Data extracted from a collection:
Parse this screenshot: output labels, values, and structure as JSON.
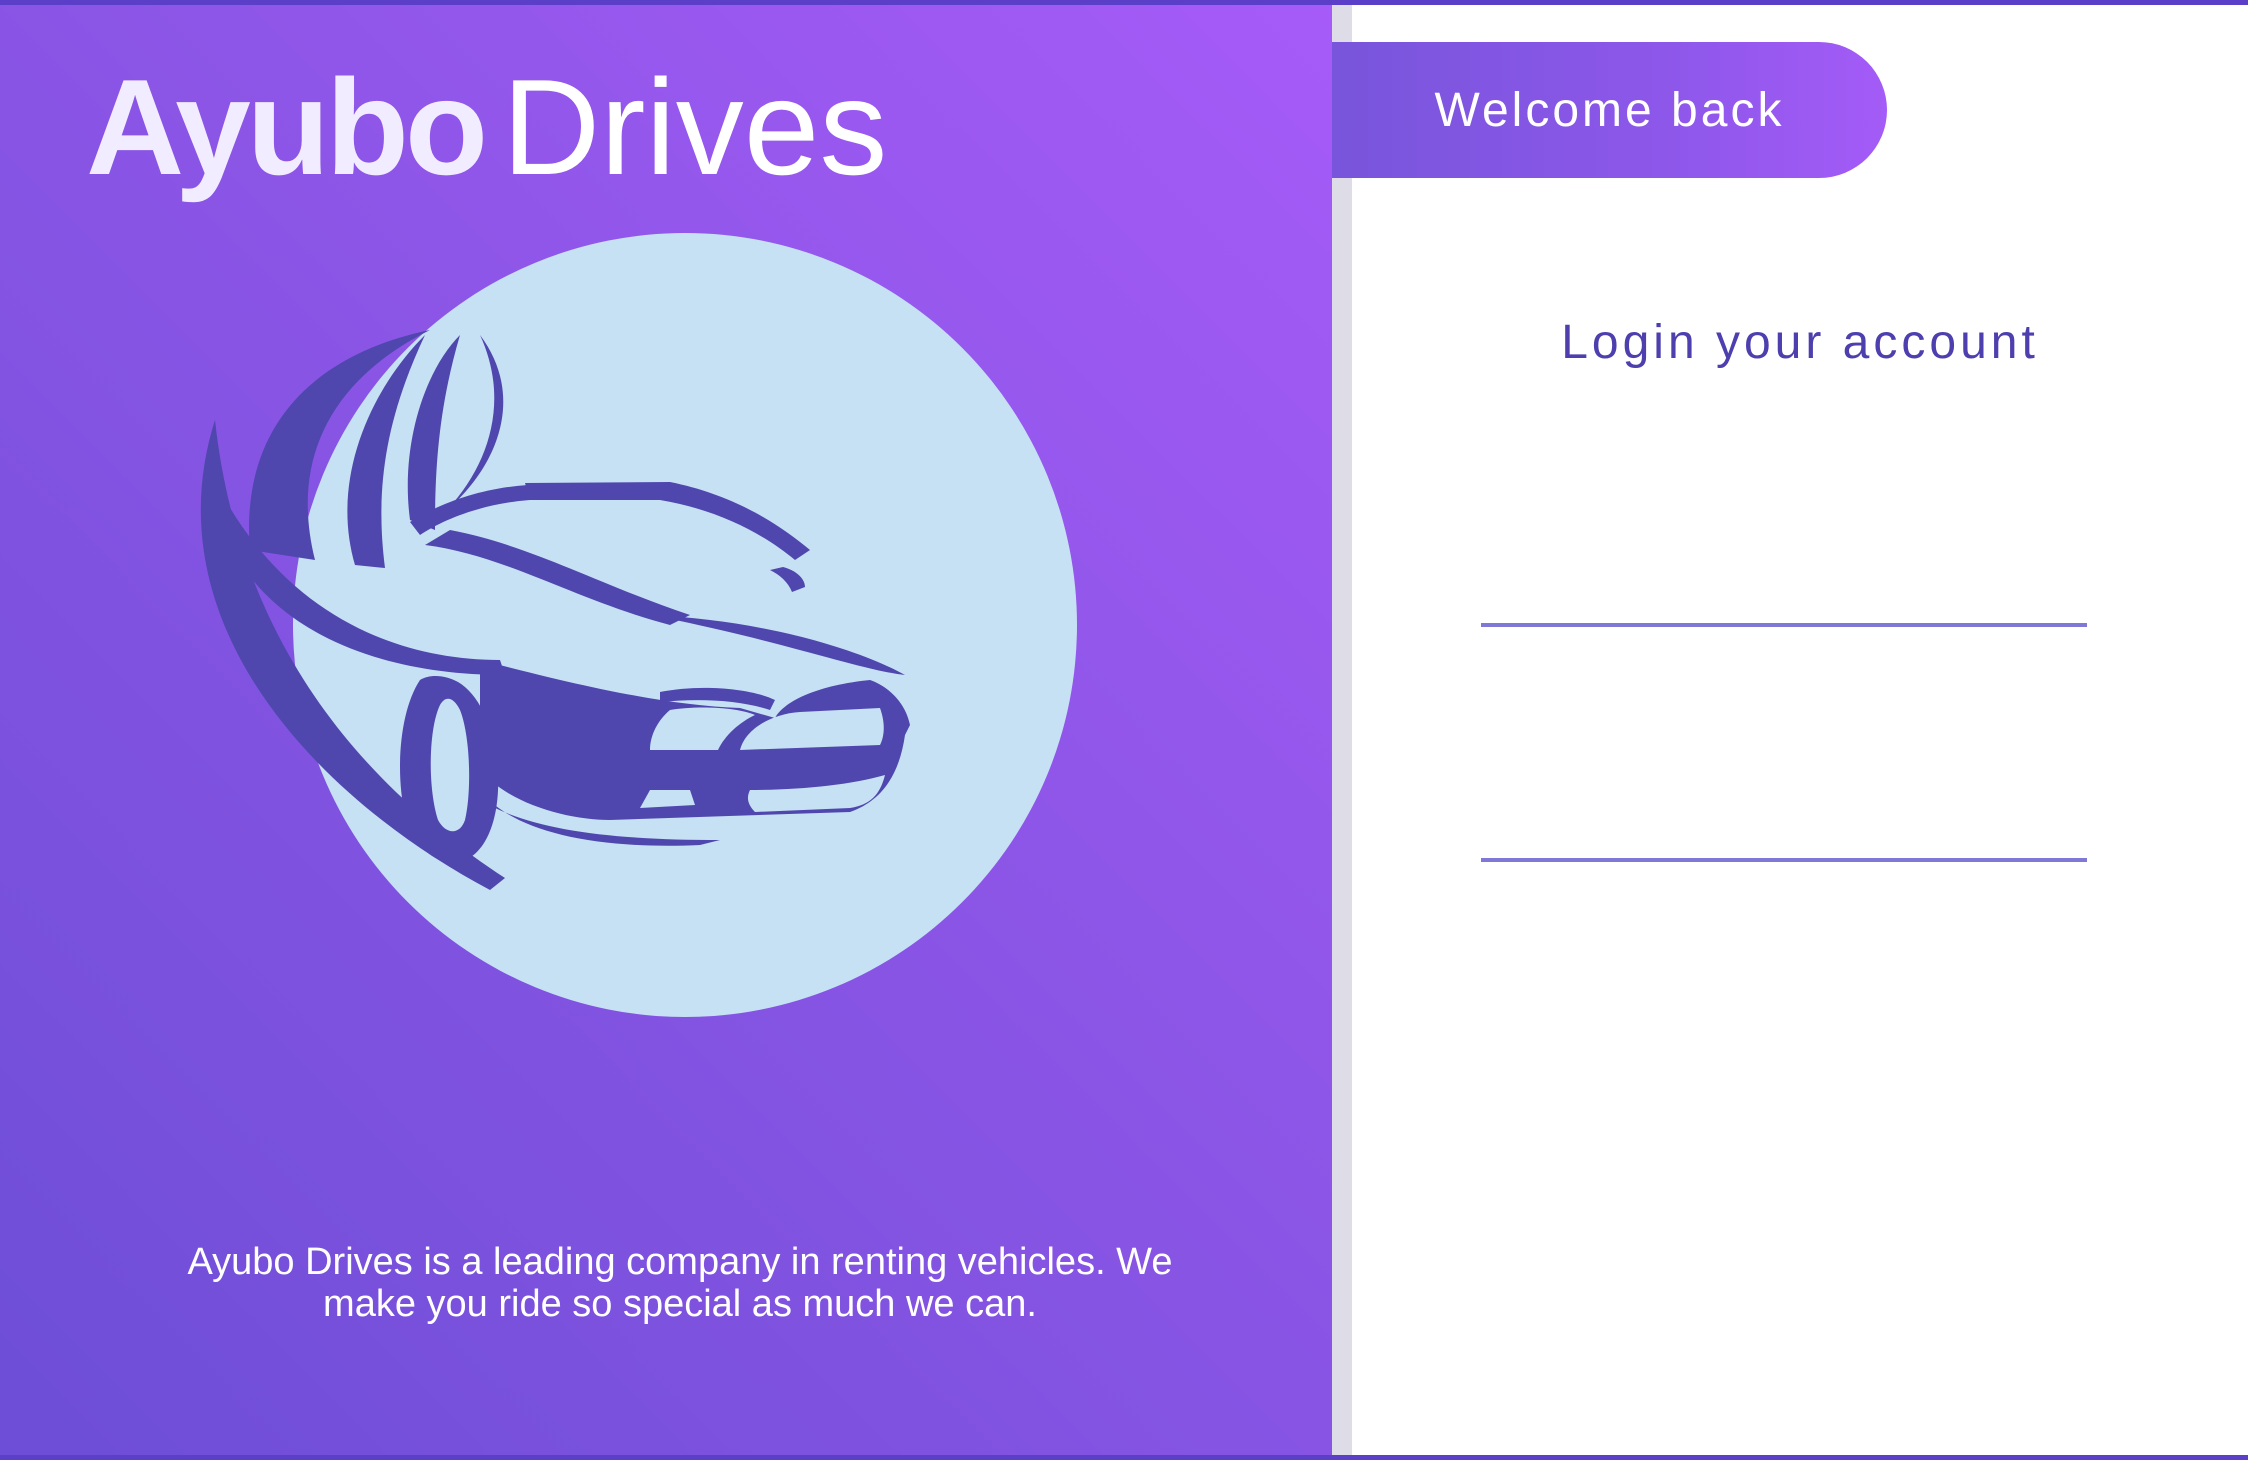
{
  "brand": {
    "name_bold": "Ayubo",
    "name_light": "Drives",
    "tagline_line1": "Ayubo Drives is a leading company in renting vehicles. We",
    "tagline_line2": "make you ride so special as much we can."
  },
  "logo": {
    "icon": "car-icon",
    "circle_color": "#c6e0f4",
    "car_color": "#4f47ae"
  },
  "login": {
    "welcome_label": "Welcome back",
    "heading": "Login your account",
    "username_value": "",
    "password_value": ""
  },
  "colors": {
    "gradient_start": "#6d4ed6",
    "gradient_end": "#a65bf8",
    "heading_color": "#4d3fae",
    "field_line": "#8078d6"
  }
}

---

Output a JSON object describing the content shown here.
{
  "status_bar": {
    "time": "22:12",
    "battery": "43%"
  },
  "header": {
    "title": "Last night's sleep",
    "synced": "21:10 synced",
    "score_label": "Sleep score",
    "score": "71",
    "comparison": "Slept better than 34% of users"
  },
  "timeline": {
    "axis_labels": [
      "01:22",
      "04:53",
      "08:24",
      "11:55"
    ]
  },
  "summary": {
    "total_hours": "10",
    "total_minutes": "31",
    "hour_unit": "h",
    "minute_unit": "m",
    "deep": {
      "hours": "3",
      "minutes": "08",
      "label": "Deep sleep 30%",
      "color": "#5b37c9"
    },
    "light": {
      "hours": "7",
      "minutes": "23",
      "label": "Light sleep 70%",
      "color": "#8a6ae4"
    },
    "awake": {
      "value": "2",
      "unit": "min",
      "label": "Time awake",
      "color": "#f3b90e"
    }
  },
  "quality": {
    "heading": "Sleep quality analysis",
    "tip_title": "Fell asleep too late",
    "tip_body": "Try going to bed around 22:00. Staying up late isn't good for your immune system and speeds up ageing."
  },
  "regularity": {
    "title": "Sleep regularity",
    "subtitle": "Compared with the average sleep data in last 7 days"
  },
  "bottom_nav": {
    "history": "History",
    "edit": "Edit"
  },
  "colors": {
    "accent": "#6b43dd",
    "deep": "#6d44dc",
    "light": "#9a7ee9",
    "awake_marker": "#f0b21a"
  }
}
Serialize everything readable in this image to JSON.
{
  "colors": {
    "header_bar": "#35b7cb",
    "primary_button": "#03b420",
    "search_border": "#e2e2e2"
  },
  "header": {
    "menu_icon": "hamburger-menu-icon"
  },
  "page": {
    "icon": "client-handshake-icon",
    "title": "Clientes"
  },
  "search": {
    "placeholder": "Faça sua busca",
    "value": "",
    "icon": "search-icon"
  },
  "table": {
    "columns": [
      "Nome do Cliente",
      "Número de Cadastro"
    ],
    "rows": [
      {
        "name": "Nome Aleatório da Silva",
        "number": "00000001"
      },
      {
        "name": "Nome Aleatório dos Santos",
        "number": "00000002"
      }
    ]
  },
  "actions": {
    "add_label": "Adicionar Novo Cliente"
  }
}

- **Exercise task**
Which lines include the word "your"? List them all.

- **Finished exercise**
    "heading": "Login your account",
    "tip_body": "Try going to bed around 22:00. Staying up late isn't good for your immune system and speeds up ageing."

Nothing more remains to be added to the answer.